### [Work instructions]
Every line below is to be copied exactly, with the pictures left out.
____________
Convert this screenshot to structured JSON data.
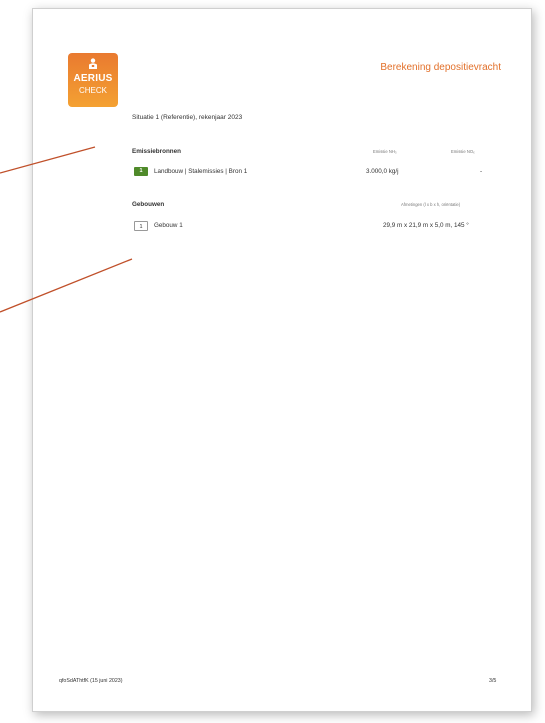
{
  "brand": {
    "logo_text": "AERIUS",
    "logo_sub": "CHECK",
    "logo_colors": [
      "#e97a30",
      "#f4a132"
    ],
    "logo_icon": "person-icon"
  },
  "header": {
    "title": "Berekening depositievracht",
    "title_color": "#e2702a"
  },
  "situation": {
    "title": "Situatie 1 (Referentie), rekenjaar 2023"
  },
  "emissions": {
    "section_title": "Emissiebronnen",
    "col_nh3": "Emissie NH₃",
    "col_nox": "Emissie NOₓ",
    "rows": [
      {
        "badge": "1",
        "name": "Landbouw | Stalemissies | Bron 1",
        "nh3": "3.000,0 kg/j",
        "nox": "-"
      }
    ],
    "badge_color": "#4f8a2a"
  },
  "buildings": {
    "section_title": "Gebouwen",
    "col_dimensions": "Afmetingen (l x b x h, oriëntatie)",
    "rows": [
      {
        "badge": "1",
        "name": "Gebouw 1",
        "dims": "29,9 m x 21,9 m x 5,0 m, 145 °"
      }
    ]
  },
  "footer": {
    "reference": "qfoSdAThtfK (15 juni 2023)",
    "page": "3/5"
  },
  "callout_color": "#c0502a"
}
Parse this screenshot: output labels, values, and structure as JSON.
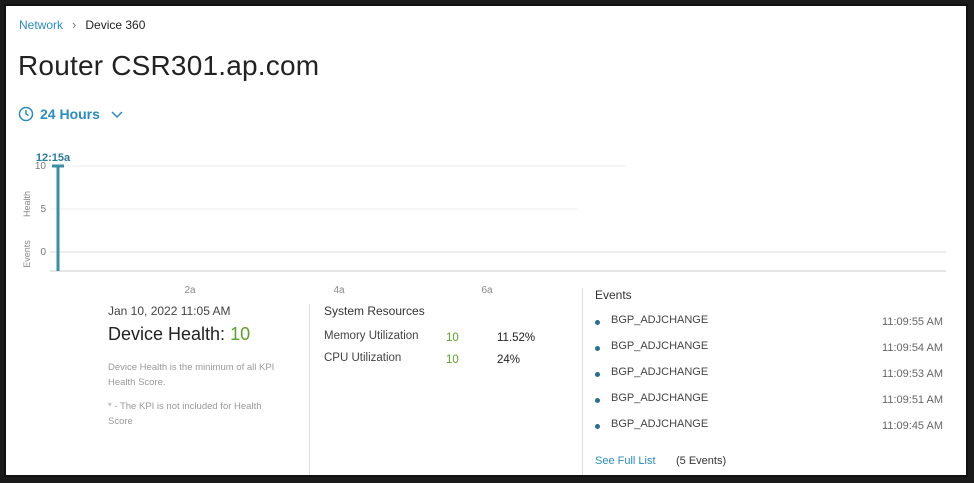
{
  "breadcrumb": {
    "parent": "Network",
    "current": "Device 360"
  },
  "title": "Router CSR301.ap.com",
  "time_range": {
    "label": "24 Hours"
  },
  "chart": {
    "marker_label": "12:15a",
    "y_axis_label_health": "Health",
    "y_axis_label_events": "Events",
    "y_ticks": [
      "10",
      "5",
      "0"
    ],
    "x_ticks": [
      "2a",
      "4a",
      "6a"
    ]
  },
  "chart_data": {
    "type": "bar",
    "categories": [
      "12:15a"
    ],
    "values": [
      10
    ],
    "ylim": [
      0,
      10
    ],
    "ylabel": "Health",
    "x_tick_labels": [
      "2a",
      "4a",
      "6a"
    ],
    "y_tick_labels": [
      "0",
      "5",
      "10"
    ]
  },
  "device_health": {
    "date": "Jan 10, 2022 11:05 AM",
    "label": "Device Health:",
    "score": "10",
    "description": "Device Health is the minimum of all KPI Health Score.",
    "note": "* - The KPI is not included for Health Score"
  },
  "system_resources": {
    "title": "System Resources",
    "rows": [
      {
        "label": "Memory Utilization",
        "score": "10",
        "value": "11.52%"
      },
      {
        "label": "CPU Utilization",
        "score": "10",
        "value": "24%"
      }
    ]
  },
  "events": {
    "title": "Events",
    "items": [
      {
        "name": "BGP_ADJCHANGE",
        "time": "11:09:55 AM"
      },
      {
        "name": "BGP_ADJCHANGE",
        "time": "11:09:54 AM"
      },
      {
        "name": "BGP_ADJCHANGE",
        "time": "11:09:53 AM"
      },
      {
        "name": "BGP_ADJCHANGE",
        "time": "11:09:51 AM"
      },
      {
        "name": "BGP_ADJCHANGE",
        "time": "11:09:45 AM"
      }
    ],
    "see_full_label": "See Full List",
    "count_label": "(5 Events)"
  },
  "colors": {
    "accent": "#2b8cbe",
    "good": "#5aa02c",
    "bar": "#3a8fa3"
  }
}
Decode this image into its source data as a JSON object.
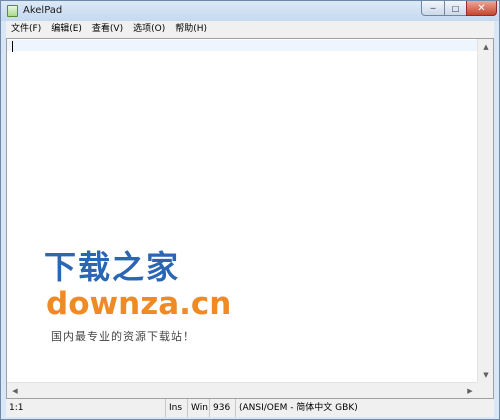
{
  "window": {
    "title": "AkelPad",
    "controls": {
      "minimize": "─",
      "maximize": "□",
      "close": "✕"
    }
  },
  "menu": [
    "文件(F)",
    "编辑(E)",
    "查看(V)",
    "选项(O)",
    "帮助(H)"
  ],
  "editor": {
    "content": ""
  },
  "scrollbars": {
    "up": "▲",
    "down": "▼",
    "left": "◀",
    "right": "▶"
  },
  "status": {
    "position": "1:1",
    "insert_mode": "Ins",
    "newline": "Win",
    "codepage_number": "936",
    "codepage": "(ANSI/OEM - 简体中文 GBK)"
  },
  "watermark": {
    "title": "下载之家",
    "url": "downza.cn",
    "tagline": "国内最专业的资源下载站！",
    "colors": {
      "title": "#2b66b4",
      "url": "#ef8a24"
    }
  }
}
____________
### [Worked solution]
Convert this screenshot to structured JSON data.
{
  "brand": {
    "logo_text": "AERIUS",
    "logo_sub": "CHECK",
    "logo_colors": [
      "#e97a30",
      "#f4a132"
    ],
    "logo_icon": "person-icon"
  },
  "header": {
    "title": "Berekening depositievracht",
    "title_color": "#e2702a"
  },
  "situation": {
    "title": "Situatie 1 (Referentie), rekenjaar 2023"
  },
  "emissions": {
    "section_title": "Emissiebronnen",
    "col_nh3": "Emissie NH₃",
    "col_nox": "Emissie NOₓ",
    "rows": [
      {
        "badge": "1",
        "name": "Landbouw | Stalemissies | Bron 1",
        "nh3": "3.000,0 kg/j",
        "nox": "-"
      }
    ],
    "badge_color": "#4f8a2a"
  },
  "buildings": {
    "section_title": "Gebouwen",
    "col_dimensions": "Afmetingen (l x b x h, oriëntatie)",
    "rows": [
      {
        "badge": "1",
        "name": "Gebouw 1",
        "dims": "29,9 m x 21,9 m x 5,0 m, 145 °"
      }
    ]
  },
  "footer": {
    "reference": "qfoSdAThtfK (15 juni 2023)",
    "page": "3/5"
  },
  "callout_color": "#c0502a"
}
Parse this screenshot: output labels, values, and structure as JSON.
{
  "breadcrumb": {
    "parent": "Network",
    "current": "Device 360"
  },
  "title": "Router CSR301.ap.com",
  "time_range": {
    "label": "24 Hours"
  },
  "chart": {
    "marker_label": "12:15a",
    "y_axis_label_health": "Health",
    "y_axis_label_events": "Events",
    "y_ticks": [
      "10",
      "5",
      "0"
    ],
    "x_ticks": [
      "2a",
      "4a",
      "6a"
    ]
  },
  "chart_data": {
    "type": "bar",
    "categories": [
      "12:15a"
    ],
    "values": [
      10
    ],
    "ylim": [
      0,
      10
    ],
    "ylabel": "Health",
    "x_tick_labels": [
      "2a",
      "4a",
      "6a"
    ],
    "y_tick_labels": [
      "0",
      "5",
      "10"
    ]
  },
  "device_health": {
    "date": "Jan 10, 2022 11:05 AM",
    "label": "Device Health:",
    "score": "10",
    "description": "Device Health is the minimum of all KPI Health Score.",
    "note": "* - The KPI is not included for Health Score"
  },
  "system_resources": {
    "title": "System Resources",
    "rows": [
      {
        "label": "Memory Utilization",
        "score": "10",
        "value": "11.52%"
      },
      {
        "label": "CPU Utilization",
        "score": "10",
        "value": "24%"
      }
    ]
  },
  "events": {
    "title": "Events",
    "items": [
      {
        "name": "BGP_ADJCHANGE",
        "time": "11:09:55 AM"
      },
      {
        "name": "BGP_ADJCHANGE",
        "time": "11:09:54 AM"
      },
      {
        "name": "BGP_ADJCHANGE",
        "time": "11:09:53 AM"
      },
      {
        "name": "BGP_ADJCHANGE",
        "time": "11:09:51 AM"
      },
      {
        "name": "BGP_ADJCHANGE",
        "time": "11:09:45 AM"
      }
    ],
    "see_full_label": "See Full List",
    "count_label": "(5 Events)"
  },
  "colors": {
    "accent": "#2b8cbe",
    "good": "#5aa02c",
    "bar": "#3a8fa3"
  }
}
Decode this image into its source data as a JSON object.
{
  "window": {
    "title": "AkelPad",
    "controls": {
      "minimize": "─",
      "maximize": "□",
      "close": "✕"
    }
  },
  "menu": [
    "文件(F)",
    "编辑(E)",
    "查看(V)",
    "选项(O)",
    "帮助(H)"
  ],
  "editor": {
    "content": ""
  },
  "scrollbars": {
    "up": "▲",
    "down": "▼",
    "left": "◀",
    "right": "▶"
  },
  "status": {
    "position": "1:1",
    "insert_mode": "Ins",
    "newline": "Win",
    "codepage_number": "936",
    "codepage": "(ANSI/OEM - 简体中文 GBK)"
  },
  "watermark": {
    "title": "下载之家",
    "url": "downza.cn",
    "tagline": "国内最专业的资源下载站！",
    "colors": {
      "title": "#2b66b4",
      "url": "#ef8a24"
    }
  }
}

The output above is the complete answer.